Try it:
From the first line to the last, repeat the records exactly and skip the pictures.

[Records for processing Boundary: Start]

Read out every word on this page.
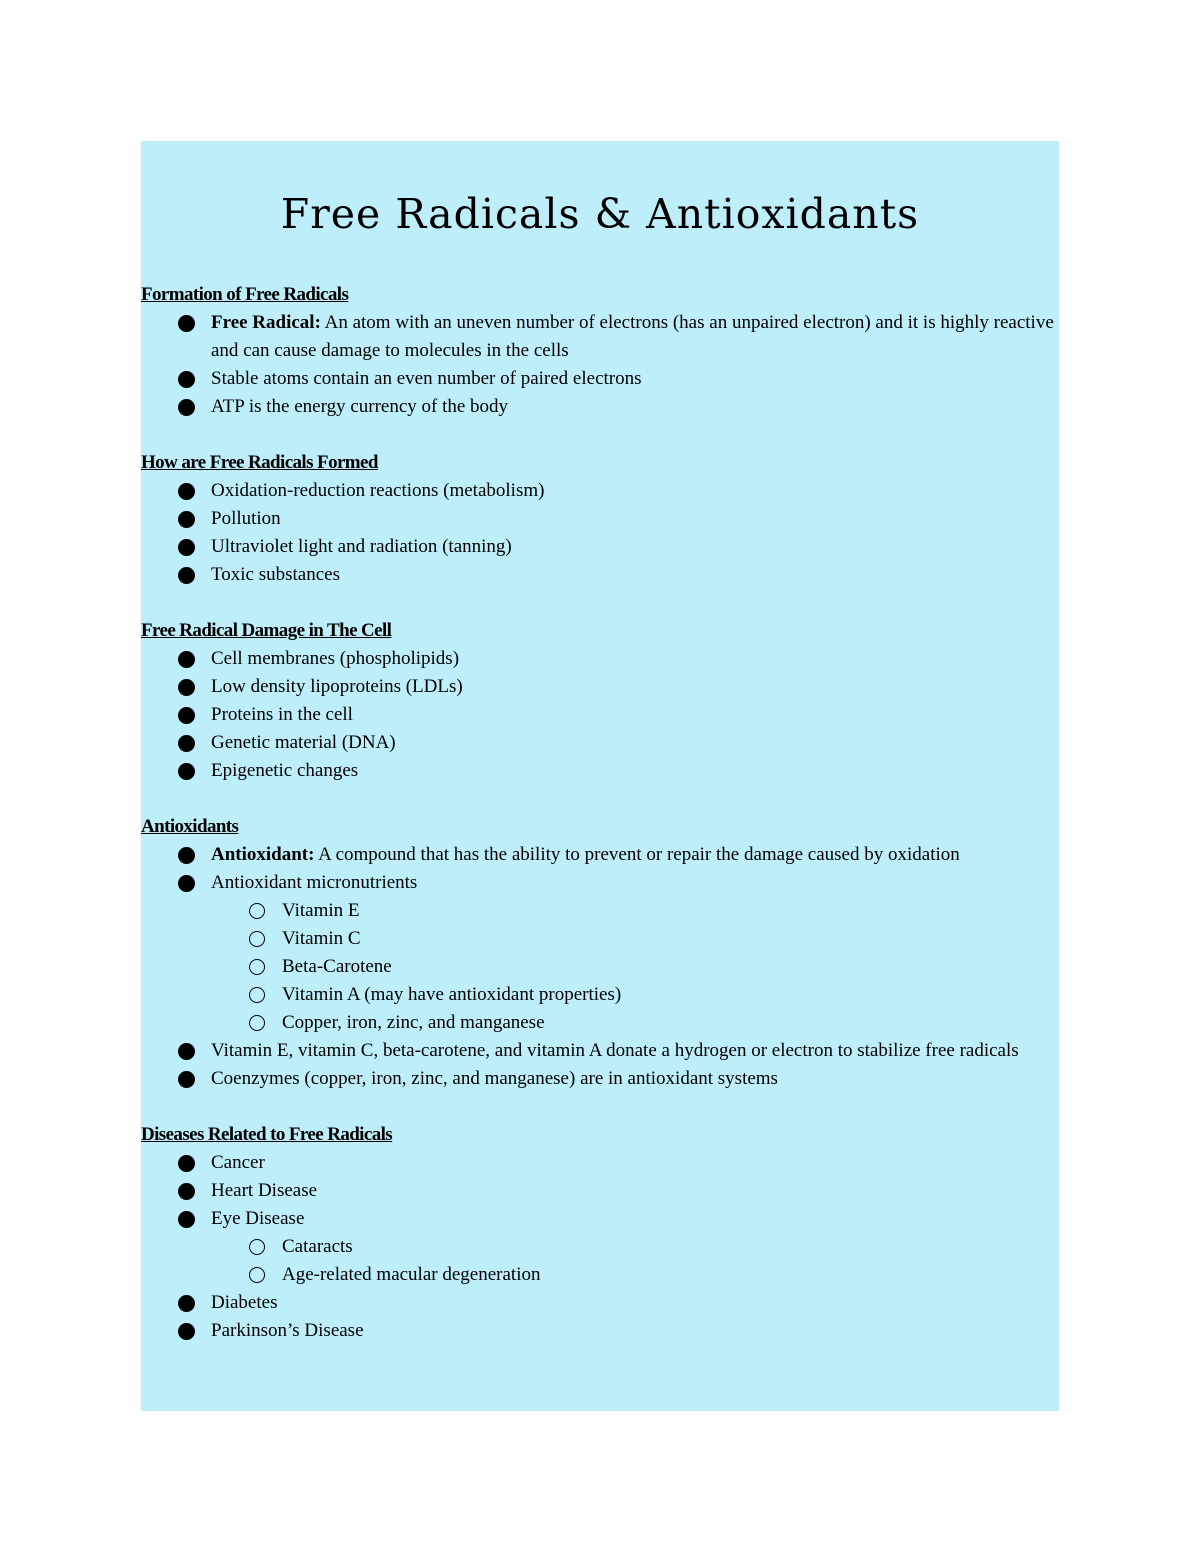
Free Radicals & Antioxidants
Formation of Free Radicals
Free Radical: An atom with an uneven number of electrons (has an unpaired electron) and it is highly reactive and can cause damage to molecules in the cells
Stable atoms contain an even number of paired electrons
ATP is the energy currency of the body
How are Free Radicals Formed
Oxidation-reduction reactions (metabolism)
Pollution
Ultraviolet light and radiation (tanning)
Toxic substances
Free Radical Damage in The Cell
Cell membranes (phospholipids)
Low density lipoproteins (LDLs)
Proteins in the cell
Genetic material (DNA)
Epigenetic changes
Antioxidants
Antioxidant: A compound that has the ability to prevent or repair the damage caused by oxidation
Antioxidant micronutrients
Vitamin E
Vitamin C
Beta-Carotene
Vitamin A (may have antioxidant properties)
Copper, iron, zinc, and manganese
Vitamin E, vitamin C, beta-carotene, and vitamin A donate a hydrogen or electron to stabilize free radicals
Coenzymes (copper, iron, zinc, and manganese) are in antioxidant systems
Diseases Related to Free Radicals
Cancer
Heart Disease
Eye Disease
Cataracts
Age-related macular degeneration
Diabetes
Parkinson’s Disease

[Records for processing Boundary: End]

Written answer:
Read out every word on this page.
Free Radicals & Antioxidants
Formation of Free Radicals
Free Radical: An atom with an uneven number of electrons (has an unpaired electron) and it is highly reactive and can cause damage to molecules in the cells
Stable atoms contain an even number of paired electrons
ATP is the energy currency of the body
How are Free Radicals Formed
Oxidation-reduction reactions (metabolism)
Pollution
Ultraviolet light and radiation (tanning)
Toxic substances
Free Radical Damage in The Cell
Cell membranes (phospholipids)
Low density lipoproteins (LDLs)
Proteins in the cell
Genetic material (DNA)
Epigenetic changes
Antioxidants
Antioxidant: A compound that has the ability to prevent or repair the damage caused by oxidation
Antioxidant micronutrients
Vitamin E
Vitamin C
Beta-Carotene
Vitamin A (may have antioxidant properties)
Copper, iron, zinc, and manganese
Vitamin E, vitamin C, beta-carotene, and vitamin A donate a hydrogen or electron to stabilize free radicals
Coenzymes (copper, iron, zinc, and manganese) are in antioxidant systems
Diseases Related to Free Radicals
Cancer
Heart Disease
Eye Disease
Cataracts
Age-related macular degeneration
Diabetes
Parkinson’s Disease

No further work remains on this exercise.